--- begin ENTRIES SHOWN ---

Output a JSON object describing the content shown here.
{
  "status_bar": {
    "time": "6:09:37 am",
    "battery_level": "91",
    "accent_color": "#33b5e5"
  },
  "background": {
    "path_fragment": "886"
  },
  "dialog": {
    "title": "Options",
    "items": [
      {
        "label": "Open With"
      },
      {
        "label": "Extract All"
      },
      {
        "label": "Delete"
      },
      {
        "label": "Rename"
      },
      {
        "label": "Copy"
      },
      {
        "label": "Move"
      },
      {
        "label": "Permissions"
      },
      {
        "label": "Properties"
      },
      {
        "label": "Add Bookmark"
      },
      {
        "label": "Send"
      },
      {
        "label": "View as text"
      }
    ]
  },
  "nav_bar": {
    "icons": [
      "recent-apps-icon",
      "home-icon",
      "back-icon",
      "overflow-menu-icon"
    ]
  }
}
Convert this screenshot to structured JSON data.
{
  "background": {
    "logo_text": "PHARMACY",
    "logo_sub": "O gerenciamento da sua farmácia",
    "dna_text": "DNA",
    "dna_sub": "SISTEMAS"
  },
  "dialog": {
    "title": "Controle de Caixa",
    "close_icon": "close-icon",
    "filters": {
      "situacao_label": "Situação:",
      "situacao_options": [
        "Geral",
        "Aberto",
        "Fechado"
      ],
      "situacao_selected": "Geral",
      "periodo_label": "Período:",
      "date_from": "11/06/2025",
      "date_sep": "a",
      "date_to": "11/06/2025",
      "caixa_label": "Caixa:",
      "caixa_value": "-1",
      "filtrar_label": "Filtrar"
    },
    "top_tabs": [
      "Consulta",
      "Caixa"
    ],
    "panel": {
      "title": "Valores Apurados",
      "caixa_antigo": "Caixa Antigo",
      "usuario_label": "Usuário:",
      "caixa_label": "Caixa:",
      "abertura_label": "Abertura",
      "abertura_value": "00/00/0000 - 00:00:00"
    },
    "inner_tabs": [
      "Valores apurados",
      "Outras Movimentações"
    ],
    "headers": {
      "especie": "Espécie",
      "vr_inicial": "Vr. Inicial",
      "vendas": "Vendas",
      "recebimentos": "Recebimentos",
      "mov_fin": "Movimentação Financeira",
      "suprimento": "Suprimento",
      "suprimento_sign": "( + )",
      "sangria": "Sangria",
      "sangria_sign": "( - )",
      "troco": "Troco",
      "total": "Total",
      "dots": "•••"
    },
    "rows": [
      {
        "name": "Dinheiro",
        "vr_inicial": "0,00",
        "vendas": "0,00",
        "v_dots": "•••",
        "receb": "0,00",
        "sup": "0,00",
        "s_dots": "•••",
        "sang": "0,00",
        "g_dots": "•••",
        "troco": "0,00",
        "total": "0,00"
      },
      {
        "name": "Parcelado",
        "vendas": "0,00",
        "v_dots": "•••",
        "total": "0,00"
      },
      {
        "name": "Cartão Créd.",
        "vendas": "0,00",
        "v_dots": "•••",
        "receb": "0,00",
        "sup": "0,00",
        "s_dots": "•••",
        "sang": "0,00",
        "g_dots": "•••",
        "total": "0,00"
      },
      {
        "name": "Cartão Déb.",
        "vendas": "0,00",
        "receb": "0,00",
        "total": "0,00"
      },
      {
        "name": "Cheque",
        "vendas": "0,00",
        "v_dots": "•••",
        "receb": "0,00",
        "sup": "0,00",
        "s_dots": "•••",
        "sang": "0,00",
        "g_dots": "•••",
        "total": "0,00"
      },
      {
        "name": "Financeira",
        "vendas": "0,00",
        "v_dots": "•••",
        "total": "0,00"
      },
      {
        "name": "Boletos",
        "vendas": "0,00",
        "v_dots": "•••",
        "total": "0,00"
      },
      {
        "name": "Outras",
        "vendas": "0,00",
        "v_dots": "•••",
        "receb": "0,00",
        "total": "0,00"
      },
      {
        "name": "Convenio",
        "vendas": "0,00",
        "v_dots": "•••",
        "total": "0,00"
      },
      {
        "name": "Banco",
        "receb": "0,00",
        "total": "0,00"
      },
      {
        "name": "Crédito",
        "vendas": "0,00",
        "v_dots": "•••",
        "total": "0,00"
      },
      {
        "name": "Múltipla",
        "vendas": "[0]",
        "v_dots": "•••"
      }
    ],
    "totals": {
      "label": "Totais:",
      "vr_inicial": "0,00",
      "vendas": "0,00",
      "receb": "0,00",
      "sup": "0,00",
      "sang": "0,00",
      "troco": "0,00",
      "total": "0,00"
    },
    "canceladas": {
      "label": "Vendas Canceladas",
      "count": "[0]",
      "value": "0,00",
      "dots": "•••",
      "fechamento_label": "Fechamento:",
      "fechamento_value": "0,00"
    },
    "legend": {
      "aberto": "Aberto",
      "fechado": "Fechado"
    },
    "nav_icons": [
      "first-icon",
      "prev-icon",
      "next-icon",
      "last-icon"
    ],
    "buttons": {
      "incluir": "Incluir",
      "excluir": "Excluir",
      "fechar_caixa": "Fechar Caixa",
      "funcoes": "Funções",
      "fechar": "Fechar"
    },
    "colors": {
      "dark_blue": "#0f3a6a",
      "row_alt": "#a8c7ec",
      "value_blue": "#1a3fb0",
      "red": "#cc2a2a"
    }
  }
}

--- end ENTRIES SHOWN ---

### PROBLEM STATEMENT:
Copy each record from above exactly, and include every line.

### SOLVED EXERCISE:
Output a JSON object describing the content shown here.
{
  "status_bar": {
    "time": "6:09:37 am",
    "battery_level": "91",
    "accent_color": "#33b5e5"
  },
  "background": {
    "path_fragment": "886"
  },
  "dialog": {
    "title": "Options",
    "items": [
      {
        "label": "Open With"
      },
      {
        "label": "Extract All"
      },
      {
        "label": "Delete"
      },
      {
        "label": "Rename"
      },
      {
        "label": "Copy"
      },
      {
        "label": "Move"
      },
      {
        "label": "Permissions"
      },
      {
        "label": "Properties"
      },
      {
        "label": "Add Bookmark"
      },
      {
        "label": "Send"
      },
      {
        "label": "View as text"
      }
    ]
  },
  "nav_bar": {
    "icons": [
      "recent-apps-icon",
      "home-icon",
      "back-icon",
      "overflow-menu-icon"
    ]
  }
}
Convert this screenshot to structured JSON data.
{
  "background": {
    "logo_text": "PHARMACY",
    "logo_sub": "O gerenciamento da sua farmácia",
    "dna_text": "DNA",
    "dna_sub": "SISTEMAS"
  },
  "dialog": {
    "title": "Controle de Caixa",
    "close_icon": "close-icon",
    "filters": {
      "situacao_label": "Situação:",
      "situacao_options": [
        "Geral",
        "Aberto",
        "Fechado"
      ],
      "situacao_selected": "Geral",
      "periodo_label": "Período:",
      "date_from": "11/06/2025",
      "date_sep": "a",
      "date_to": "11/06/2025",
      "caixa_label": "Caixa:",
      "caixa_value": "-1",
      "filtrar_label": "Filtrar"
    },
    "top_tabs": [
      "Consulta",
      "Caixa"
    ],
    "panel": {
      "title": "Valores Apurados",
      "caixa_antigo": "Caixa Antigo",
      "usuario_label": "Usuário:",
      "caixa_label": "Caixa:",
      "abertura_label": "Abertura",
      "abertura_value": "00/00/0000 - 00:00:00"
    },
    "inner_tabs": [
      "Valores apurados",
      "Outras Movimentações"
    ],
    "headers": {
      "especie": "Espécie",
      "vr_inicial": "Vr. Inicial",
      "vendas": "Vendas",
      "recebimentos": "Recebimentos",
      "mov_fin": "Movimentação Financeira",
      "suprimento": "Suprimento",
      "suprimento_sign": "( + )",
      "sangria": "Sangria",
      "sangria_sign": "( - )",
      "troco": "Troco",
      "total": "Total",
      "dots": "•••"
    },
    "rows": [
      {
        "name": "Dinheiro",
        "vr_inicial": "0,00",
        "vendas": "0,00",
        "v_dots": "•••",
        "receb": "0,00",
        "sup": "0,00",
        "s_dots": "•••",
        "sang": "0,00",
        "g_dots": "•••",
        "troco": "0,00",
        "total": "0,00"
      },
      {
        "name": "Parcelado",
        "vendas": "0,00",
        "v_dots": "•••",
        "total": "0,00"
      },
      {
        "name": "Cartão Créd.",
        "vendas": "0,00",
        "v_dots": "•••",
        "receb": "0,00",
        "sup": "0,00",
        "s_dots": "•••",
        "sang": "0,00",
        "g_dots": "•••",
        "total": "0,00"
      },
      {
        "name": "Cartão Déb.",
        "vendas": "0,00",
        "receb": "0,00",
        "total": "0,00"
      },
      {
        "name": "Cheque",
        "vendas": "0,00",
        "v_dots": "•••",
        "receb": "0,00",
        "sup": "0,00",
        "s_dots": "•••",
        "sang": "0,00",
        "g_dots": "•••",
        "total": "0,00"
      },
      {
        "name": "Financeira",
        "vendas": "0,00",
        "v_dots": "•••",
        "total": "0,00"
      },
      {
        "name": "Boletos",
        "vendas": "0,00",
        "v_dots": "•••",
        "total": "0,00"
      },
      {
        "name": "Outras",
        "vendas": "0,00",
        "v_dots": "•••",
        "receb": "0,00",
        "total": "0,00"
      },
      {
        "name": "Convenio",
        "vendas": "0,00",
        "v_dots": "•••",
        "total": "0,00"
      },
      {
        "name": "Banco",
        "receb": "0,00",
        "total": "0,00"
      },
      {
        "name": "Crédito",
        "vendas": "0,00",
        "v_dots": "•••",
        "total": "0,00"
      },
      {
        "name": "Múltipla",
        "vendas": "[0]",
        "v_dots": "•••"
      }
    ],
    "totals": {
      "label": "Totais:",
      "vr_inicial": "0,00",
      "vendas": "0,00",
      "receb": "0,00",
      "sup": "0,00",
      "sang": "0,00",
      "troco": "0,00",
      "total": "0,00"
    },
    "canceladas": {
      "label": "Vendas Canceladas",
      "count": "[0]",
      "value": "0,00",
      "dots": "•••",
      "fechamento_label": "Fechamento:",
      "fechamento_value": "0,00"
    },
    "legend": {
      "aberto": "Aberto",
      "fechado": "Fechado"
    },
    "nav_icons": [
      "first-icon",
      "prev-icon",
      "next-icon",
      "last-icon"
    ],
    "buttons": {
      "incluir": "Incluir",
      "excluir": "Excluir",
      "fechar_caixa": "Fechar Caixa",
      "funcoes": "Funções",
      "fechar": "Fechar"
    },
    "colors": {
      "dark_blue": "#0f3a6a",
      "row_alt": "#a8c7ec",
      "value_blue": "#1a3fb0",
      "red": "#cc2a2a"
    }
  }
}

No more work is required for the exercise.